*The task*.
Would you return all of this data exactly, leaving nothing out?

(Stored records)
-*-

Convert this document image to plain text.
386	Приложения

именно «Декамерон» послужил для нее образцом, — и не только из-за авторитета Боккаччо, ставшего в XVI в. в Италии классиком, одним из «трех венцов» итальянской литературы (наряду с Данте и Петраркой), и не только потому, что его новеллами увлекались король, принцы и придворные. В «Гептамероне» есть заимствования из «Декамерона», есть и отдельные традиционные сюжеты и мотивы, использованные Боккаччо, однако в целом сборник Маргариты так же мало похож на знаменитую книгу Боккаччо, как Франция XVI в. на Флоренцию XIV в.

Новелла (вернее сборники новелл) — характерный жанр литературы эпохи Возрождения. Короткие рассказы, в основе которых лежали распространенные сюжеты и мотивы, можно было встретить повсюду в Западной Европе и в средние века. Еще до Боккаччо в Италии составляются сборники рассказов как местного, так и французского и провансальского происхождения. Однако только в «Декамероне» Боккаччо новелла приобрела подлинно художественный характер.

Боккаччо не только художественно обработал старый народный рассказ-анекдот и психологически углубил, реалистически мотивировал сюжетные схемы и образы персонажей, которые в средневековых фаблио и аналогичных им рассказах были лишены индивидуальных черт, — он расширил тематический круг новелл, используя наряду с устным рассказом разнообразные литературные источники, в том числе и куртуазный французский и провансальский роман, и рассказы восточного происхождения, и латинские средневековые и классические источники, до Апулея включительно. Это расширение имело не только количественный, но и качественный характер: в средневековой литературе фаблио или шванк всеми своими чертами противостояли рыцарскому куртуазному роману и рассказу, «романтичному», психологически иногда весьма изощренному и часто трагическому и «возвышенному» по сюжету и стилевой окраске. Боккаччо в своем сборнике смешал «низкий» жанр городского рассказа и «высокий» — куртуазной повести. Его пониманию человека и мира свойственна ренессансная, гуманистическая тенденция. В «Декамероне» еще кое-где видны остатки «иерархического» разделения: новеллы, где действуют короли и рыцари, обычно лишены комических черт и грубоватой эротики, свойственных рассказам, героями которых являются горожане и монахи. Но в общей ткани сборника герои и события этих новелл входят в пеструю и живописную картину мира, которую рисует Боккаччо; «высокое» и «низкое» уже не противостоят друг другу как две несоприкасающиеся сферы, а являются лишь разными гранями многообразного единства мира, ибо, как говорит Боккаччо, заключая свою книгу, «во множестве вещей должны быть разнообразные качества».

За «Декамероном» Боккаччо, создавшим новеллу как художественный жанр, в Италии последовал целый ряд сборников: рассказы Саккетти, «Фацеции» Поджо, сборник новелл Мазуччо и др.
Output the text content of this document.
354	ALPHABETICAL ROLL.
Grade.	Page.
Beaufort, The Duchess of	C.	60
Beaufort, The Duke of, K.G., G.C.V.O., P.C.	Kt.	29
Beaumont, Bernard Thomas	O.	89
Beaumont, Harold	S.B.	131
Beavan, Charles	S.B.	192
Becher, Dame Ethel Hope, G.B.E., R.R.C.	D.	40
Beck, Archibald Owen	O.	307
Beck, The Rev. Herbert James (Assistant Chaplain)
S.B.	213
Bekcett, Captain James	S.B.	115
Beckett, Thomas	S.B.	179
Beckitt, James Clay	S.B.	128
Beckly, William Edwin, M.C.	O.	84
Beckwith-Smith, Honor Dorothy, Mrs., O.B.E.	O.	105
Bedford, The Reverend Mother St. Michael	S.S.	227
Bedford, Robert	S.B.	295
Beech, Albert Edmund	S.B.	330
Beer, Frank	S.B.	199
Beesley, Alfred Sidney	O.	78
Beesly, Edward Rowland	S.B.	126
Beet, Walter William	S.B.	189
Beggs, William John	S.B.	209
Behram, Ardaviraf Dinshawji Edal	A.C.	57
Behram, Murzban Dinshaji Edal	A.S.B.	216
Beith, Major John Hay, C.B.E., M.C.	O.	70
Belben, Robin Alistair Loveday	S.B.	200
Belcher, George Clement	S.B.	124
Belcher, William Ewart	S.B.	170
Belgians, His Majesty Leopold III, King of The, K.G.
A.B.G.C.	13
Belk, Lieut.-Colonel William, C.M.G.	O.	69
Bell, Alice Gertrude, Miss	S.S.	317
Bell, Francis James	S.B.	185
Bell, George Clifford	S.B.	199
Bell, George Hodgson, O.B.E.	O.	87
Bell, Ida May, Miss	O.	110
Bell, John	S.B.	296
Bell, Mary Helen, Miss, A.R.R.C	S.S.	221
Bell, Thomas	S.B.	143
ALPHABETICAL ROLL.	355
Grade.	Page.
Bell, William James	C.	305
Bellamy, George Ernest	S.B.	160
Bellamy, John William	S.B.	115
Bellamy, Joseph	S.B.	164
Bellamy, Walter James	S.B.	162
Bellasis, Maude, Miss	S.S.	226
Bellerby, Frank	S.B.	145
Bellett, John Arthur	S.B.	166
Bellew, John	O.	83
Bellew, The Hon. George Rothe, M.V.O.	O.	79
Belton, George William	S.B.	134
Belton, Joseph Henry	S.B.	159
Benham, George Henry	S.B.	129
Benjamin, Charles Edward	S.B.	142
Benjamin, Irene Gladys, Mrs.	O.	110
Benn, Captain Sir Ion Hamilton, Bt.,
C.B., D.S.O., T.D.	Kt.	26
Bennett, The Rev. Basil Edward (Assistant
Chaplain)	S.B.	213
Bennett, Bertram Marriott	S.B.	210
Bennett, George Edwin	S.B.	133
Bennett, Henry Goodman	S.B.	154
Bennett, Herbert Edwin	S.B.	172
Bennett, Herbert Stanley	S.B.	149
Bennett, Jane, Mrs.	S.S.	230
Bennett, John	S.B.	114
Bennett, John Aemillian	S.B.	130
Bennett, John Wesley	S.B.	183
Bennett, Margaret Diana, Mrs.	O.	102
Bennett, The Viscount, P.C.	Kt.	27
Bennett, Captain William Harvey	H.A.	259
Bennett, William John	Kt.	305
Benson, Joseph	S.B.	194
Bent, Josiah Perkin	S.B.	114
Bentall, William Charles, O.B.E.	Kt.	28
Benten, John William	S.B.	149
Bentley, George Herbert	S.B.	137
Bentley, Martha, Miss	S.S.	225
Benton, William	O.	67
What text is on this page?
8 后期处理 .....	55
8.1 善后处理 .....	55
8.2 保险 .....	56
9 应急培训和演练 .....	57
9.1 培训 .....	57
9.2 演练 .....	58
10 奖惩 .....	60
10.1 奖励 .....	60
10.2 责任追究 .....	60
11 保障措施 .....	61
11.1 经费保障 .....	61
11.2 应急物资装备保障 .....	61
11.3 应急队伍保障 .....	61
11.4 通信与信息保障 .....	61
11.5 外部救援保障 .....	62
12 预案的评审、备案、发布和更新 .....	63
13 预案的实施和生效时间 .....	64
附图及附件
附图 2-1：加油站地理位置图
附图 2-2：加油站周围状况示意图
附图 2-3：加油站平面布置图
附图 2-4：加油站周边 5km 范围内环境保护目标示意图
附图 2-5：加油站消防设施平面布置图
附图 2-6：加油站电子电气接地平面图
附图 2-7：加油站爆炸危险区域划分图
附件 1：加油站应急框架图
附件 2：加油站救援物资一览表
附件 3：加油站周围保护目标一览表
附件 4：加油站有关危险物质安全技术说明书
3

-*-

*Answer to this problem*.
Convert this document image to plain text.
386	Приложения

именно «Декамерон» послужил для нее образцом, — и не только из-за авторитета Боккаччо, ставшего в XVI в. в Италии классиком, одним из «трех венцов» итальянской литературы (наряду с Данте и Петраркой), и не только потому, что его новеллами увлекались король, принцы и придворные. В «Гептамероне» есть заимствования из «Декамерона», есть и отдельные традиционные сюжеты и мотивы, использованные Боккаччо, однако в целом сборник Маргариты так же мало похож на знаменитую книгу Боккаччо, как Франция XVI в. на Флоренцию XIV в.

Новелла (вернее сборники новелл) — характерный жанр литературы эпохи Возрождения. Короткие рассказы, в основе которых лежали распространенные сюжеты и мотивы, можно было встретить повсюду в Западной Европе и в средние века. Еще до Боккаччо в Италии составляются сборники рассказов как местного, так и французского и провансальского происхождения. Однако только в «Декамероне» Боккаччо новелла приобрела подлинно художественный характер.

Боккаччо не только художественно обработал старый народный рассказ-анекдот и психологически углубил, реалистически мотивировал сюжетные схемы и образы персонажей, которые в средневековых фаблио и аналогичных им рассказах были лишены индивидуальных черт, — он расширил тематический круг новелл, используя наряду с устным рассказом разнообразные литературные источники, в том числе и куртуазный французский и провансальский роман, и рассказы восточного происхождения, и латинские средневековые и классические источники, до Апулея включительно. Это расширение имело не только количественный, но и качественный характер: в средневековой литературе фаблио или шванк всеми своими чертами противостояли рыцарскому куртуазному роману и рассказу, «романтичному», психологически иногда весьма изощренному и часто трагическому и «возвышенному» по сюжету и стилевой окраске. Боккаччо в своем сборнике смешал «низкий» жанр городского рассказа и «высокий» — куртуазной повести. Его пониманию человека и мира свойственна ренессансная, гуманистическая тенденция. В «Декамероне» еще кое-где видны остатки «иерархического» разделения: новеллы, где действуют короли и рыцари, обычно лишены комических черт и грубоватой эротики, свойственных рассказам, героями которых являются горожане и монахи. Но в общей ткани сборника герои и события этих новелл входят в пеструю и живописную картину мира, которую рисует Боккаччо; «высокое» и «низкое» уже не противостоят друг другу как две несоприкасающиеся сферы, а являются лишь разными гранями многообразного единства мира, ибо, как говорит Боккаччо, заключая свою книгу, «во множестве вещей должны быть разнообразные качества».

За «Декамероном» Боккаччо, создавшим новеллу как художественный жанр, в Италии последовал целый ряд сборников: рассказы Саккетти, «Фацеции» Поджо, сборник новелл Мазуччо и др.
Output the text content of this document.
354	ALPHABETICAL ROLL.
Grade.	Page.
Beaufort, The Duchess of	C.	60
Beaufort, The Duke of, K.G., G.C.V.O., P.C.	Kt.	29
Beaumont, Bernard Thomas	O.	89
Beaumont, Harold	S.B.	131
Beavan, Charles	S.B.	192
Becher, Dame Ethel Hope, G.B.E., R.R.C.	D.	40
Beck, Archibald Owen	O.	307
Beck, The Rev. Herbert James (Assistant Chaplain)
S.B.	213
Bekcett, Captain James	S.B.	115
Beckett, Thomas	S.B.	179
Beckitt, James Clay	S.B.	128
Beckly, William Edwin, M.C.	O.	84
Beckwith-Smith, Honor Dorothy, Mrs., O.B.E.	O.	105
Bedford, The Reverend Mother St. Michael	S.S.	227
Bedford, Robert	S.B.	295
Beech, Albert Edmund	S.B.	330
Beer, Frank	S.B.	199
Beesley, Alfred Sidney	O.	78
Beesly, Edward Rowland	S.B.	126
Beet, Walter William	S.B.	189
Beggs, William John	S.B.	209
Behram, Ardaviraf Dinshawji Edal	A.C.	57
Behram, Murzban Dinshaji Edal	A.S.B.	216
Beith, Major John Hay, C.B.E., M.C.	O.	70
Belben, Robin Alistair Loveday	S.B.	200
Belcher, George Clement	S.B.	124
Belcher, William Ewart	S.B.	170
Belgians, His Majesty Leopold III, King of The, K.G.
A.B.G.C.	13
Belk, Lieut.-Colonel William, C.M.G.	O.	69
Bell, Alice Gertrude, Miss	S.S.	317
Bell, Francis James	S.B.	185
Bell, George Clifford	S.B.	199
Bell, George Hodgson, O.B.E.	O.	87
Bell, Ida May, Miss	O.	110
Bell, John	S.B.	296
Bell, Mary Helen, Miss, A.R.R.C	S.S.	221
Bell, Thomas	S.B.	143
ALPHABETICAL ROLL.	355
Grade.	Page.
Bell, William James	C.	305
Bellamy, George Ernest	S.B.	160
Bellamy, John William	S.B.	115
Bellamy, Joseph	S.B.	164
Bellamy, Walter James	S.B.	162
Bellasis, Maude, Miss	S.S.	226
Bellerby, Frank	S.B.	145
Bellett, John Arthur	S.B.	166
Bellew, John	O.	83
Bellew, The Hon. George Rothe, M.V.O.	O.	79
Belton, George William	S.B.	134
Belton, Joseph Henry	S.B.	159
Benham, George Henry	S.B.	129
Benjamin, Charles Edward	S.B.	142
Benjamin, Irene Gladys, Mrs.	O.	110
Benn, Captain Sir Ion Hamilton, Bt.,
C.B., D.S.O., T.D.	Kt.	26
Bennett, The Rev. Basil Edward (Assistant
Chaplain)	S.B.	213
Bennett, Bertram Marriott	S.B.	210
Bennett, George Edwin	S.B.	133
Bennett, Henry Goodman	S.B.	154
Bennett, Herbert Edwin	S.B.	172
Bennett, Herbert Stanley	S.B.	149
Bennett, Jane, Mrs.	S.S.	230
Bennett, John	S.B.	114
Bennett, John Aemillian	S.B.	130
Bennett, John Wesley	S.B.	183
Bennett, Margaret Diana, Mrs.	O.	102
Bennett, The Viscount, P.C.	Kt.	27
Bennett, Captain William Harvey	H.A.	259
Bennett, William John	Kt.	305
Benson, Joseph	S.B.	194
Bent, Josiah Perkin	S.B.	114
Bentall, William Charles, O.B.E.	Kt.	28
Benten, John William	S.B.	149
Bentley, George Herbert	S.B.	137
Bentley, Martha, Miss	S.S.	225
Benton, William	O.	67
What text is on this page?
8 后期处理 .....	55
8.1 善后处理 .....	55
8.2 保险 .....	56
9 应急培训和演练 .....	57
9.1 培训 .....	57
9.2 演练 .....	58
10 奖惩 .....	60
10.1 奖励 .....	60
10.2 责任追究 .....	60
11 保障措施 .....	61
11.1 经费保障 .....	61
11.2 应急物资装备保障 .....	61
11.3 应急队伍保障 .....	61
11.4 通信与信息保障 .....	61
11.5 外部救援保障 .....	62
12 预案的评审、备案、发布和更新 .....	63
13 预案的实施和生效时间 .....	64
附图及附件
附图 2-1：加油站地理位置图
附图 2-2：加油站周围状况示意图
附图 2-3：加油站平面布置图
附图 2-4：加油站周边 5km 范围内环境保护目标示意图
附图 2-5：加油站消防设施平面布置图
附图 2-6：加油站电子电气接地平面图
附图 2-7：加油站爆炸危险区域划分图
附件 1：加油站应急框架图
附件 2：加油站救援物资一览表
附件 3：加油站周围保护目标一览表
附件 4：加油站有关危险物质安全技术说明书
3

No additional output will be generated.